[Start of section]
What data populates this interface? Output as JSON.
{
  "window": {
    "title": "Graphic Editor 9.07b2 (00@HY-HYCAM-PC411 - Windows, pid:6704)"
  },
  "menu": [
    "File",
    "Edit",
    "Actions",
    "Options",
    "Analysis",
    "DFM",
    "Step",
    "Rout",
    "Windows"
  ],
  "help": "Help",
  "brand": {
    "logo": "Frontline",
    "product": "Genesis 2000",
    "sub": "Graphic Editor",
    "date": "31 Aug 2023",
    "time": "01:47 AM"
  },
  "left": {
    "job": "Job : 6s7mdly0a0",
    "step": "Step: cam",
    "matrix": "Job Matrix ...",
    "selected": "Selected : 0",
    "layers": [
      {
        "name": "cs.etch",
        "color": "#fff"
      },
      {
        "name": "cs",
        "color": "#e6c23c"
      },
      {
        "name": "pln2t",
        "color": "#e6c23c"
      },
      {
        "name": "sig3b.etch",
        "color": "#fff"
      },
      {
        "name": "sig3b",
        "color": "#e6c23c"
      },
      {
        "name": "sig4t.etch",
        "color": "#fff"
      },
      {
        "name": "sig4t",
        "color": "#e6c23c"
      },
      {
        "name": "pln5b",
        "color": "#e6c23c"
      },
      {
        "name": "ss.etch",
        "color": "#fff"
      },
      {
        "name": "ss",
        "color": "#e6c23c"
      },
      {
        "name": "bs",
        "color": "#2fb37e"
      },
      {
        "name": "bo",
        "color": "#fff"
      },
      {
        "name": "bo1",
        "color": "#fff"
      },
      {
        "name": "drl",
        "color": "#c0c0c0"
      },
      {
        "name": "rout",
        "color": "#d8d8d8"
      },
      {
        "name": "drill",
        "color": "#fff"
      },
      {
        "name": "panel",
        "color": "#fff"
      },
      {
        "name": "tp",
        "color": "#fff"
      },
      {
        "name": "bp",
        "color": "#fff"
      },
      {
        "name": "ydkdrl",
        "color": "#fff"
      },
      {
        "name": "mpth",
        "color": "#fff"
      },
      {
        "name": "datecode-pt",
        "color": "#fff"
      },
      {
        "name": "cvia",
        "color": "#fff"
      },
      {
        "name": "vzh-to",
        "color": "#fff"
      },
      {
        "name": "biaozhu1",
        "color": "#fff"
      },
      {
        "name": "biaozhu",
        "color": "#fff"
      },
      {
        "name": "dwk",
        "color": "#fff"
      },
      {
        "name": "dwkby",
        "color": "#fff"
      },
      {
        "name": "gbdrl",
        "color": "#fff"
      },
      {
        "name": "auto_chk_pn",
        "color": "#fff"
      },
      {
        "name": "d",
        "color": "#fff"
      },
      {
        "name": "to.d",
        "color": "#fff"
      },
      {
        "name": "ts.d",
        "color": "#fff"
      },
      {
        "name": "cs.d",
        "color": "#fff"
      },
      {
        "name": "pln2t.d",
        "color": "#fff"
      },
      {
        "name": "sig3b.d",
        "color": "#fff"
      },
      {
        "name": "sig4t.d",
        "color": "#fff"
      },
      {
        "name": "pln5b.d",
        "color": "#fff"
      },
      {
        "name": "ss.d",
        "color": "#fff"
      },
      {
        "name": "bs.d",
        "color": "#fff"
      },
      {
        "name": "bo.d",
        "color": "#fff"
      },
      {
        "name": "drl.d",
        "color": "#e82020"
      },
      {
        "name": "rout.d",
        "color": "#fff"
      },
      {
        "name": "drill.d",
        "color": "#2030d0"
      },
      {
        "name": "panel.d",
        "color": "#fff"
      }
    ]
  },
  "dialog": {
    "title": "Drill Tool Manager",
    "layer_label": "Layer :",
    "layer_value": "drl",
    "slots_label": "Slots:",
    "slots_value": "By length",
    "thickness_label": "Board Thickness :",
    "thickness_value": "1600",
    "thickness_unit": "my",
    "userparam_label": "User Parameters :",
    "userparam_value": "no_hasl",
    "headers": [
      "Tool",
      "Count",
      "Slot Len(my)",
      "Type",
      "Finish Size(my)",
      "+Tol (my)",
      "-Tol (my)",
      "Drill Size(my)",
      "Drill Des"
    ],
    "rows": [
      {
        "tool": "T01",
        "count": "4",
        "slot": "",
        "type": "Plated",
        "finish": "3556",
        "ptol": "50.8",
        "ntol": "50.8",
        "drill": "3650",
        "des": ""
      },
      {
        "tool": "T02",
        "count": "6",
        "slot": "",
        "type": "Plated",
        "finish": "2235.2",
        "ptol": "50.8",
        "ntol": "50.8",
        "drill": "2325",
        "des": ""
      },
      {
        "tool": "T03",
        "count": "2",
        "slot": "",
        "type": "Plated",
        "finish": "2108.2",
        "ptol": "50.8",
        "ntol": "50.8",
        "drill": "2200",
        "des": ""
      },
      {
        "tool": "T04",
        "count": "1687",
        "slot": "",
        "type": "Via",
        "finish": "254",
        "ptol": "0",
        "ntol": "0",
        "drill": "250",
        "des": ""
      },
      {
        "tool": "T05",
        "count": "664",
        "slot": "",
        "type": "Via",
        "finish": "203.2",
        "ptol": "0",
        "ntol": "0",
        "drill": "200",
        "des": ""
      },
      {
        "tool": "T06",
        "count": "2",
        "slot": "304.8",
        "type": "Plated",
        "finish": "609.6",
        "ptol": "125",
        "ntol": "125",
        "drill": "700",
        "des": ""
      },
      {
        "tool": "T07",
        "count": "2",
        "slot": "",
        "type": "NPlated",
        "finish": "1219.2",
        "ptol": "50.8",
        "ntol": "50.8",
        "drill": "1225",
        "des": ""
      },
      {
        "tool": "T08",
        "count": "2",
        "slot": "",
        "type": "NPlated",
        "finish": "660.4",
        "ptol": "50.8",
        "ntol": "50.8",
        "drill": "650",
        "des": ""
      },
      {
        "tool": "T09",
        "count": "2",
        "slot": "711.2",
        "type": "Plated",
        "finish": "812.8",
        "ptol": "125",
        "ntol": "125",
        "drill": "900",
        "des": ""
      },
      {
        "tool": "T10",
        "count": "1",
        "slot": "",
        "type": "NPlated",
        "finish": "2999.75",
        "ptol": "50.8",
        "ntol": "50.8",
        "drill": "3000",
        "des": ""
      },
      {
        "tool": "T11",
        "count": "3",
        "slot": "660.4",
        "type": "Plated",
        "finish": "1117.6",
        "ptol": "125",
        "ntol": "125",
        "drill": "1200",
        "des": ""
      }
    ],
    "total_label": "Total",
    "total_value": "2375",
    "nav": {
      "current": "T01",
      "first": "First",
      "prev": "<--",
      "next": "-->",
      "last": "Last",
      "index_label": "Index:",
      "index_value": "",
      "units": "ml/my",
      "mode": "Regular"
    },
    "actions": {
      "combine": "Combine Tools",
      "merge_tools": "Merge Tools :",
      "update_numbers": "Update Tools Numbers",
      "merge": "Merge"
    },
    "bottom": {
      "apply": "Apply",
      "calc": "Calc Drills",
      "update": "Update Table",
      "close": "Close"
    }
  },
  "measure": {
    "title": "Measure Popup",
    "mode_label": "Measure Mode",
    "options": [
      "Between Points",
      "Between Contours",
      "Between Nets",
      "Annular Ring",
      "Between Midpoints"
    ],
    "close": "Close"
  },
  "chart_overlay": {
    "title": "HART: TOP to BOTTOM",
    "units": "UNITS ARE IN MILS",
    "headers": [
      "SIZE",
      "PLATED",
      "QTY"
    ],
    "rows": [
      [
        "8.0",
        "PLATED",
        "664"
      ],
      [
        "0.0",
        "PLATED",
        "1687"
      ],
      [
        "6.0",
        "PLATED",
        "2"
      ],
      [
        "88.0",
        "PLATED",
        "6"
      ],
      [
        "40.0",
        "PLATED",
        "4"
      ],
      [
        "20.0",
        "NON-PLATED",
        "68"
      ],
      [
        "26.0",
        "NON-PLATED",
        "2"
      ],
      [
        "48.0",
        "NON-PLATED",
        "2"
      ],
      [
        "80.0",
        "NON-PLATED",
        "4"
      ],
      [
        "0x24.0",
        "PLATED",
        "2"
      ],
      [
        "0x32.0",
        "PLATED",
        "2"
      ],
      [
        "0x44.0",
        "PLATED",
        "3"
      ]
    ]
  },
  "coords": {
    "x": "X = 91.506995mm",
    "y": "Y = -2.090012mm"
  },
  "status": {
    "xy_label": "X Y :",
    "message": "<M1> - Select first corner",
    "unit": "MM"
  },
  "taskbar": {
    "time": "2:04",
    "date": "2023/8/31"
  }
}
[End of section]
**WHAT IS NEEDED:** Within the material above, please work out how many lines contain the word "etch" and give that number by itself.

**OUTPUT OF THE TASK:** 4